▶ [Task to carry out]: Retype each record below word for word. Leave the pictures out.

** Start Data provided **

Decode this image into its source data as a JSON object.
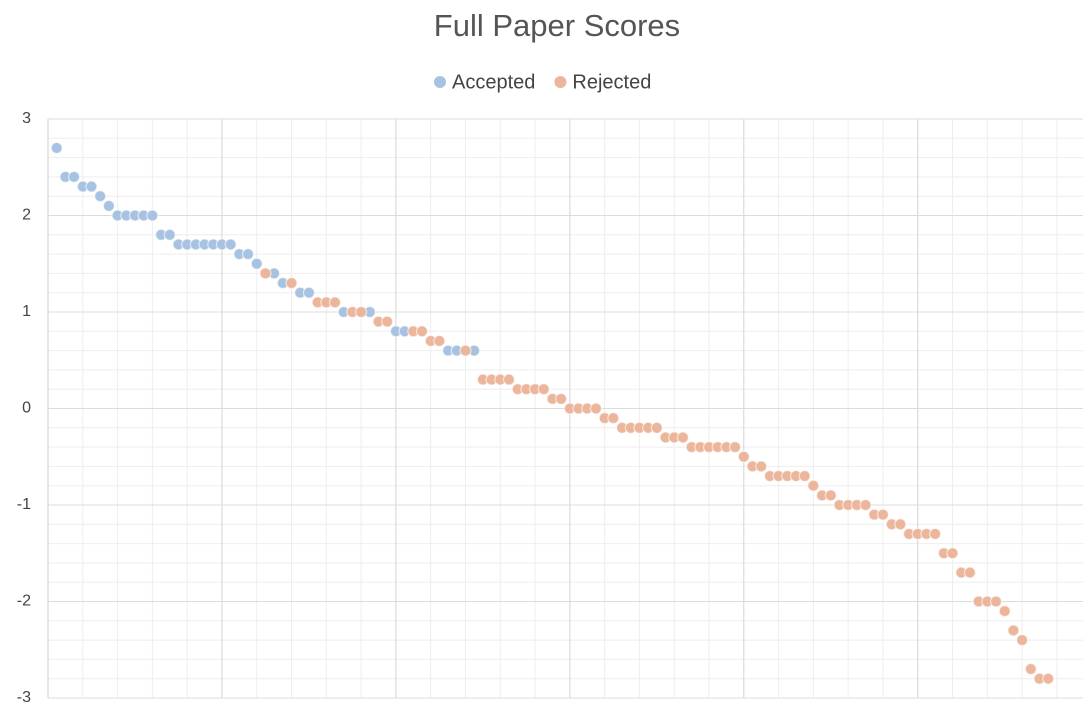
{
  "chart_data": {
    "type": "scatter",
    "title": "Full Paper Scores",
    "xlim": [
      0,
      119
    ],
    "ylim": [
      -3,
      3
    ],
    "yticks": [
      -3,
      -2,
      -1,
      0,
      1,
      2,
      3
    ],
    "grid": true,
    "legend": "top",
    "series": [
      {
        "name": "Accepted",
        "color": "#a8c3e2",
        "x": [
          1,
          2,
          3,
          4,
          5,
          6,
          7,
          8,
          9,
          10,
          11,
          12,
          13,
          14,
          15,
          16,
          17,
          18,
          19,
          20,
          21,
          22,
          23,
          24,
          26,
          27,
          29,
          30,
          34,
          37,
          40,
          41,
          46,
          47,
          49
        ],
        "values": [
          2.7,
          2.4,
          2.4,
          2.3,
          2.3,
          2.2,
          2.1,
          2.0,
          2.0,
          2.0,
          2.0,
          2.0,
          1.8,
          1.8,
          1.7,
          1.7,
          1.7,
          1.7,
          1.7,
          1.7,
          1.7,
          1.6,
          1.6,
          1.5,
          1.4,
          1.3,
          1.2,
          1.2,
          1.0,
          1.0,
          0.8,
          0.8,
          0.6,
          0.6,
          0.6
        ]
      },
      {
        "name": "Rejected",
        "color": "#ebb69b",
        "x": [
          25,
          28,
          31,
          32,
          33,
          35,
          36,
          38,
          39,
          42,
          43,
          44,
          45,
          48,
          50,
          51,
          52,
          53,
          54,
          55,
          56,
          57,
          58,
          59,
          60,
          61,
          62,
          63,
          64,
          65,
          66,
          67,
          68,
          69,
          70,
          71,
          72,
          73,
          74,
          75,
          76,
          77,
          78,
          79,
          80,
          81,
          82,
          83,
          84,
          85,
          86,
          87,
          88,
          89,
          90,
          91,
          92,
          93,
          94,
          95,
          96,
          97,
          98,
          99,
          100,
          101,
          102,
          103,
          104,
          105,
          106,
          107,
          108,
          109,
          110,
          111,
          112,
          113,
          114,
          115
        ],
        "values": [
          1.4,
          1.3,
          1.1,
          1.1,
          1.1,
          1.0,
          1.0,
          0.9,
          0.9,
          0.8,
          0.8,
          0.7,
          0.7,
          0.6,
          0.3,
          0.3,
          0.3,
          0.3,
          0.2,
          0.2,
          0.2,
          0.2,
          0.1,
          0.1,
          0.0,
          0.0,
          0.0,
          0.0,
          -0.1,
          -0.1,
          -0.2,
          -0.2,
          -0.2,
          -0.2,
          -0.2,
          -0.3,
          -0.3,
          -0.3,
          -0.4,
          -0.4,
          -0.4,
          -0.4,
          -0.4,
          -0.4,
          -0.5,
          -0.6,
          -0.6,
          -0.7,
          -0.7,
          -0.7,
          -0.7,
          -0.7,
          -0.8,
          -0.9,
          -0.9,
          -1.0,
          -1.0,
          -1.0,
          -1.0,
          -1.1,
          -1.1,
          -1.2,
          -1.2,
          -1.3,
          -1.3,
          -1.3,
          -1.3,
          -1.5,
          -1.5,
          -1.7,
          -1.7,
          -2.0,
          -2.0,
          -2.0,
          -2.1,
          -2.3,
          -2.4,
          -2.7,
          -2.8,
          -2.8
        ]
      }
    ]
  }
}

** End Data provided **

▶ [Solution for this exercise]:
Decode this image into its source data as a JSON object.
{
  "chart_data": {
    "type": "scatter",
    "title": "Full Paper Scores",
    "xlim": [
      0,
      119
    ],
    "ylim": [
      -3,
      3
    ],
    "yticks": [
      -3,
      -2,
      -1,
      0,
      1,
      2,
      3
    ],
    "grid": true,
    "legend": "top",
    "series": [
      {
        "name": "Accepted",
        "color": "#a8c3e2",
        "x": [
          1,
          2,
          3,
          4,
          5,
          6,
          7,
          8,
          9,
          10,
          11,
          12,
          13,
          14,
          15,
          16,
          17,
          18,
          19,
          20,
          21,
          22,
          23,
          24,
          26,
          27,
          29,
          30,
          34,
          37,
          40,
          41,
          46,
          47,
          49
        ],
        "values": [
          2.7,
          2.4,
          2.4,
          2.3,
          2.3,
          2.2,
          2.1,
          2.0,
          2.0,
          2.0,
          2.0,
          2.0,
          1.8,
          1.8,
          1.7,
          1.7,
          1.7,
          1.7,
          1.7,
          1.7,
          1.7,
          1.6,
          1.6,
          1.5,
          1.4,
          1.3,
          1.2,
          1.2,
          1.0,
          1.0,
          0.8,
          0.8,
          0.6,
          0.6,
          0.6
        ]
      },
      {
        "name": "Rejected",
        "color": "#ebb69b",
        "x": [
          25,
          28,
          31,
          32,
          33,
          35,
          36,
          38,
          39,
          42,
          43,
          44,
          45,
          48,
          50,
          51,
          52,
          53,
          54,
          55,
          56,
          57,
          58,
          59,
          60,
          61,
          62,
          63,
          64,
          65,
          66,
          67,
          68,
          69,
          70,
          71,
          72,
          73,
          74,
          75,
          76,
          77,
          78,
          79,
          80,
          81,
          82,
          83,
          84,
          85,
          86,
          87,
          88,
          89,
          90,
          91,
          92,
          93,
          94,
          95,
          96,
          97,
          98,
          99,
          100,
          101,
          102,
          103,
          104,
          105,
          106,
          107,
          108,
          109,
          110,
          111,
          112,
          113,
          114,
          115
        ],
        "values": [
          1.4,
          1.3,
          1.1,
          1.1,
          1.1,
          1.0,
          1.0,
          0.9,
          0.9,
          0.8,
          0.8,
          0.7,
          0.7,
          0.6,
          0.3,
          0.3,
          0.3,
          0.3,
          0.2,
          0.2,
          0.2,
          0.2,
          0.1,
          0.1,
          0.0,
          0.0,
          0.0,
          0.0,
          -0.1,
          -0.1,
          -0.2,
          -0.2,
          -0.2,
          -0.2,
          -0.2,
          -0.3,
          -0.3,
          -0.3,
          -0.4,
          -0.4,
          -0.4,
          -0.4,
          -0.4,
          -0.4,
          -0.5,
          -0.6,
          -0.6,
          -0.7,
          -0.7,
          -0.7,
          -0.7,
          -0.7,
          -0.8,
          -0.9,
          -0.9,
          -1.0,
          -1.0,
          -1.0,
          -1.0,
          -1.1,
          -1.1,
          -1.2,
          -1.2,
          -1.3,
          -1.3,
          -1.3,
          -1.3,
          -1.5,
          -1.5,
          -1.7,
          -1.7,
          -2.0,
          -2.0,
          -2.0,
          -2.1,
          -2.3,
          -2.4,
          -2.7,
          -2.8,
          -2.8
        ]
      }
    ]
  }
}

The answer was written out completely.